WHAT NEEDS TO BE DONE: Copy out lines with the word "Elosegui" from the material that follows.

GIVEN DATA:
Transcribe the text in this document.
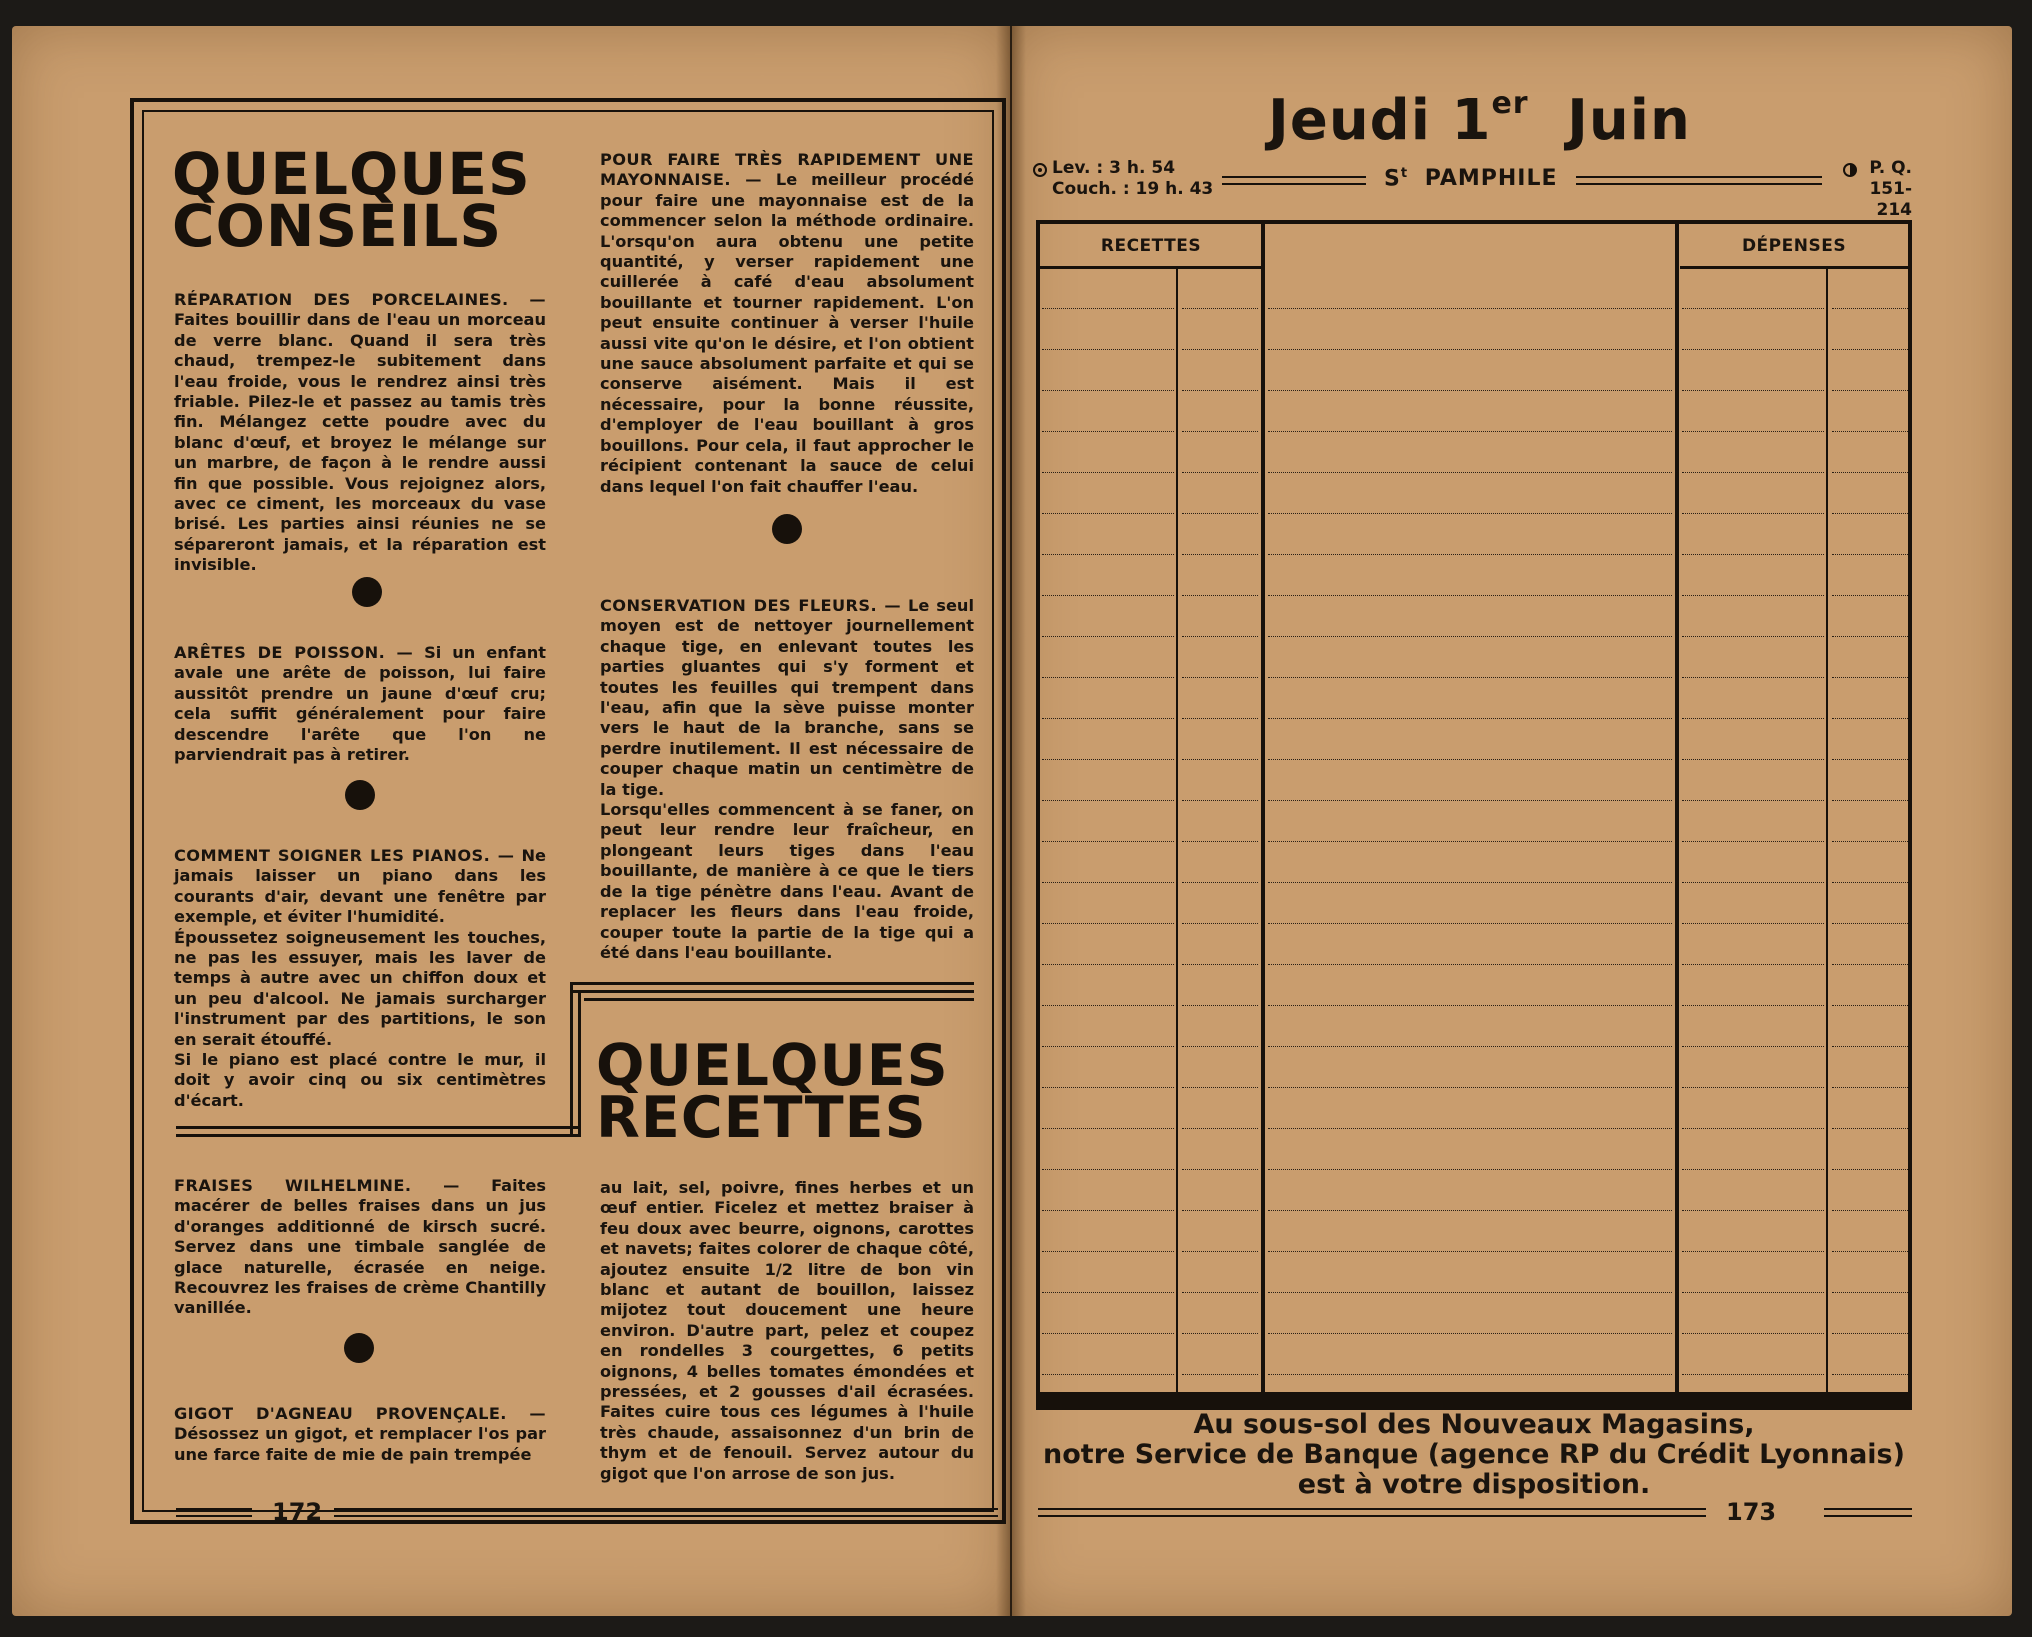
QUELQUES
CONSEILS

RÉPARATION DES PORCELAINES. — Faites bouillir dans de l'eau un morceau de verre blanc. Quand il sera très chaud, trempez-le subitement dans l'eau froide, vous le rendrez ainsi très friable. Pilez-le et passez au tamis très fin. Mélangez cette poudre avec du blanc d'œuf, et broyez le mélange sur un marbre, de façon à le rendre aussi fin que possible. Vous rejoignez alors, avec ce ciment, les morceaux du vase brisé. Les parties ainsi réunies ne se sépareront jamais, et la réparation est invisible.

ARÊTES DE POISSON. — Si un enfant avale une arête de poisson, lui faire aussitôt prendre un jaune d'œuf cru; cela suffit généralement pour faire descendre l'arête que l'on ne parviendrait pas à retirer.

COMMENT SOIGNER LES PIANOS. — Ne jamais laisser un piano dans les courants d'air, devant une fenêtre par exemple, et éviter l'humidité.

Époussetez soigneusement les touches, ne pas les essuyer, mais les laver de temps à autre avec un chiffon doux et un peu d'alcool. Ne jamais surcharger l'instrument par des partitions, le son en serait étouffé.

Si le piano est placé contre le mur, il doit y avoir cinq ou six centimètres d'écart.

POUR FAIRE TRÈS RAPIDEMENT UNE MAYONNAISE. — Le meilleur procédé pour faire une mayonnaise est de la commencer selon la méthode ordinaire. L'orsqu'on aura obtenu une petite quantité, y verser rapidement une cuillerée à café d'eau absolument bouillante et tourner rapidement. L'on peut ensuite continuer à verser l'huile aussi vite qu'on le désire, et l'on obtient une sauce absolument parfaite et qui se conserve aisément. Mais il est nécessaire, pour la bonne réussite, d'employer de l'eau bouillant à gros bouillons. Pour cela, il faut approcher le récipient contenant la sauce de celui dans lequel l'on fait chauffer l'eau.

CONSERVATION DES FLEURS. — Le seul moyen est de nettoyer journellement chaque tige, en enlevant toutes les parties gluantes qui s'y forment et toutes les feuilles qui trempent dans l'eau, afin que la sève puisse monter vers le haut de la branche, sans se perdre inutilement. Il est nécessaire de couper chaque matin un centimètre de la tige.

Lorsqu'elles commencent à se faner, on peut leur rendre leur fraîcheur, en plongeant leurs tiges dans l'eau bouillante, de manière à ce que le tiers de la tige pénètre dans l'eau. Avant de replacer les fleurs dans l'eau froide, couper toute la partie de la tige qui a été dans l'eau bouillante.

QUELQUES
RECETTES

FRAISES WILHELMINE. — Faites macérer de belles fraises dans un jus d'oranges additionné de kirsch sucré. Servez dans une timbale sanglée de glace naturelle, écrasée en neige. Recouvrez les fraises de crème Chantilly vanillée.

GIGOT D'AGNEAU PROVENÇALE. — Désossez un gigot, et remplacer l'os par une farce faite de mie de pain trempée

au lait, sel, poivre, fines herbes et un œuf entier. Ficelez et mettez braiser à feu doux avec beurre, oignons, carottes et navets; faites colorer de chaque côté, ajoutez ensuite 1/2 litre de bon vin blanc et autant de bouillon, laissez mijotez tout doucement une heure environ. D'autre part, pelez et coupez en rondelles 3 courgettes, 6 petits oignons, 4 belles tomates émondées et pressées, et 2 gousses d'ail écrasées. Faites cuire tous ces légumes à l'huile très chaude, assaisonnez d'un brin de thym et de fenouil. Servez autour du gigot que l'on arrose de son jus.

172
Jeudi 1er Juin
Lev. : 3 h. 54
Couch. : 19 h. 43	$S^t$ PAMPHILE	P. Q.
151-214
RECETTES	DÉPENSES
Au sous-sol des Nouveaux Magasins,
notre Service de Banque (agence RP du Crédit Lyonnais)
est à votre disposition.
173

---

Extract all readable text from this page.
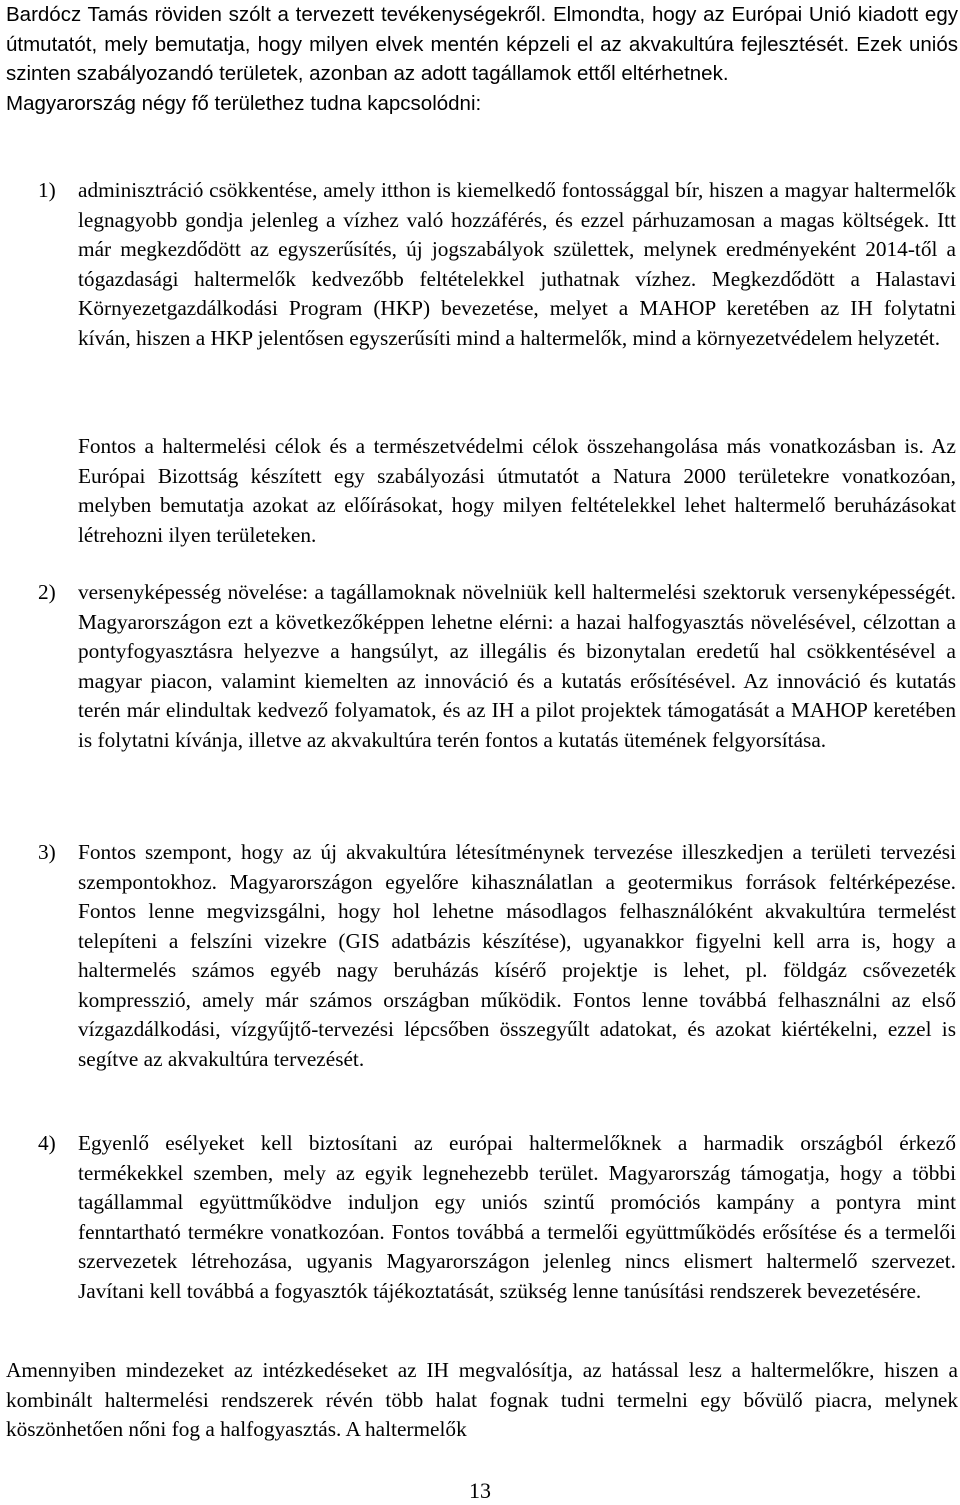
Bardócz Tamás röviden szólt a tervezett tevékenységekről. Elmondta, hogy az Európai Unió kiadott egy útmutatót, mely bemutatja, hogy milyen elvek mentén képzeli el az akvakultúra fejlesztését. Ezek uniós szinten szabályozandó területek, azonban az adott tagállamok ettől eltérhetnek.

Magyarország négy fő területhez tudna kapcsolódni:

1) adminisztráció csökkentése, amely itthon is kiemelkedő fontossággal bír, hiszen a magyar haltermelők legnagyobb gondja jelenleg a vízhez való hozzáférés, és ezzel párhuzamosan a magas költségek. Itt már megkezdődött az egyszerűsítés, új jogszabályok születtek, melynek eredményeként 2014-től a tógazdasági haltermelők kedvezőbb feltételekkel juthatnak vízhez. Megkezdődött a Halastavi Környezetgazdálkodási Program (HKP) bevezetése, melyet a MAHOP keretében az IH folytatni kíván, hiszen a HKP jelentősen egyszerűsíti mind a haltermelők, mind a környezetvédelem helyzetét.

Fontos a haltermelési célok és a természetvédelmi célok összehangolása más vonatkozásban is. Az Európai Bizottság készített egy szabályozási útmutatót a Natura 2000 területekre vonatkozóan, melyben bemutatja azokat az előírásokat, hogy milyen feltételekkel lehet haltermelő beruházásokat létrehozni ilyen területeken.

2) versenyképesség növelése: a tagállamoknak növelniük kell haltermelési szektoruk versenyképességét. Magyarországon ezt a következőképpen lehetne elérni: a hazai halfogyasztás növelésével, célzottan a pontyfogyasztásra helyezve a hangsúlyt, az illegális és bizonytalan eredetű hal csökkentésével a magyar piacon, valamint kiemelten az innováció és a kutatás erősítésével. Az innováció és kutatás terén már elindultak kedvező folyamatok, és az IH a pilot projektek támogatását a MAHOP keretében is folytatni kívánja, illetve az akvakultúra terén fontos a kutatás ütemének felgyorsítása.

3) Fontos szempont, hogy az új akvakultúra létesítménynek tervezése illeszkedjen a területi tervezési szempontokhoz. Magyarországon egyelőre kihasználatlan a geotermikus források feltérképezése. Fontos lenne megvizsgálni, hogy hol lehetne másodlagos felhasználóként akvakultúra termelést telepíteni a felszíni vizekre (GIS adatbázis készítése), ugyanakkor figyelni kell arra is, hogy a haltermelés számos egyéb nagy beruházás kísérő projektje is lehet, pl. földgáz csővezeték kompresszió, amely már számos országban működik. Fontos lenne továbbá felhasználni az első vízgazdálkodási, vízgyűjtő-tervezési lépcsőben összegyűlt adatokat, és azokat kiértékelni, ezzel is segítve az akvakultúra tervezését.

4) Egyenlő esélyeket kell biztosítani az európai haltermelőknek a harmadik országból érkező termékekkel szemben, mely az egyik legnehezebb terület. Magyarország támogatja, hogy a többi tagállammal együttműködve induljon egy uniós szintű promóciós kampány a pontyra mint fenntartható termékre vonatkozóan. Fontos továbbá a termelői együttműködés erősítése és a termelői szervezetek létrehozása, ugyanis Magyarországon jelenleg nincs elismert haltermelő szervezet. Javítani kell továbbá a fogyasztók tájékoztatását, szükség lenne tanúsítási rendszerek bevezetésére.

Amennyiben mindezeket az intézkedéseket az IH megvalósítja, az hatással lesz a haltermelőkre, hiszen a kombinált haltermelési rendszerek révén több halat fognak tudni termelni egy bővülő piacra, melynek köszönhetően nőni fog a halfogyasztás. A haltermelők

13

...

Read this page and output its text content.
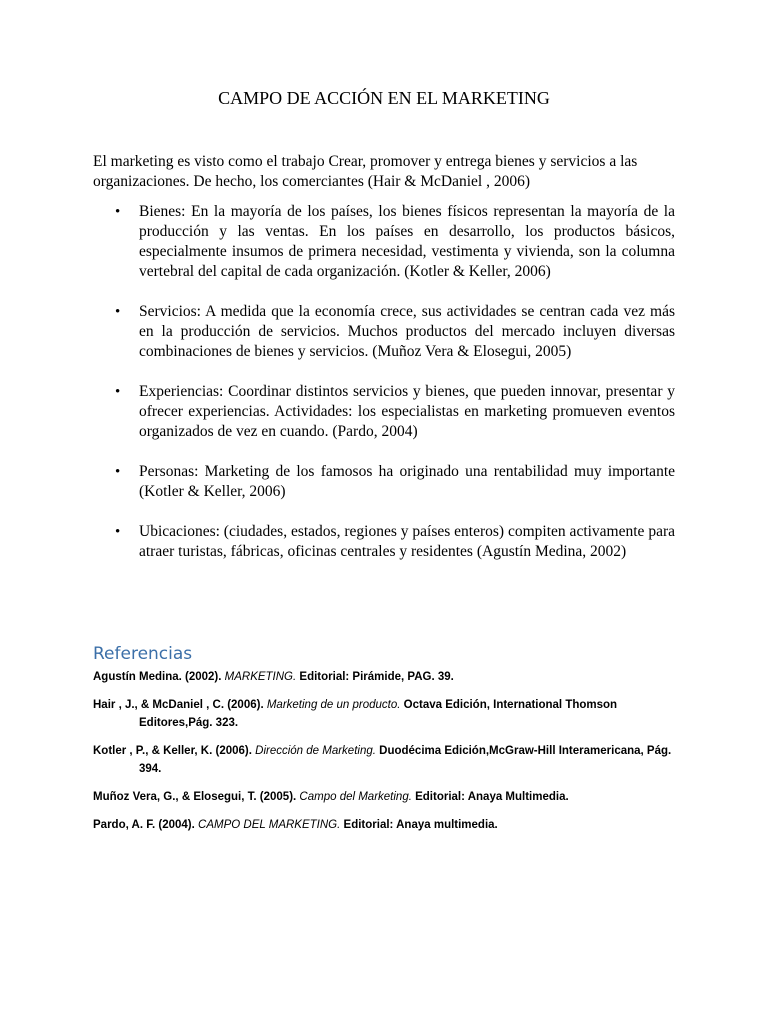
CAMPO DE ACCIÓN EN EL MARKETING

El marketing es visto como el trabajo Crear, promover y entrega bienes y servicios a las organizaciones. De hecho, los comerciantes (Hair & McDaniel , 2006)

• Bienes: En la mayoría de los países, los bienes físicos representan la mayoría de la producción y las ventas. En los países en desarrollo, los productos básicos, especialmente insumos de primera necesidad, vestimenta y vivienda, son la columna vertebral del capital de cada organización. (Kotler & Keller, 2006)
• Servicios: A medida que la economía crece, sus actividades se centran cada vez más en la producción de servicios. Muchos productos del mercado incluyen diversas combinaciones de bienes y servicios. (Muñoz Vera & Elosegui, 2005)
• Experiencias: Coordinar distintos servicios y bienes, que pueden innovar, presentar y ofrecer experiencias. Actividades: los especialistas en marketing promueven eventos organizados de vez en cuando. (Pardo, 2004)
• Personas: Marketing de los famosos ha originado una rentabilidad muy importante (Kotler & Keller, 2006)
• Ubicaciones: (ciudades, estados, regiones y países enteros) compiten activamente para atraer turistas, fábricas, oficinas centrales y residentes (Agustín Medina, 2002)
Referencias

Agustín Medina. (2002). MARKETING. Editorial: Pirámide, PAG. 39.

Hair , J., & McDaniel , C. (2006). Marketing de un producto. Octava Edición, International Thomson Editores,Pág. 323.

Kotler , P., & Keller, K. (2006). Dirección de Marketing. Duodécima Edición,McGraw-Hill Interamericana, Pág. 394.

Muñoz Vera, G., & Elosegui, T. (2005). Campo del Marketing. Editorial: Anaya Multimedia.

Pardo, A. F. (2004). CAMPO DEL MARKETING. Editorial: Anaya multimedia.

FINISHED ANSWER:
• Servicios: A medida que la economía crece, sus actividades se centran cada vez más en la producción de servicios. Muchos productos del mercado incluyen diversas combinaciones de bienes y servicios. (Muñoz Vera & Elosegui, 2005)
Muñoz Vera, G., & Elosegui, T. (2005). Campo del Marketing. Editorial: Anaya Multimedia.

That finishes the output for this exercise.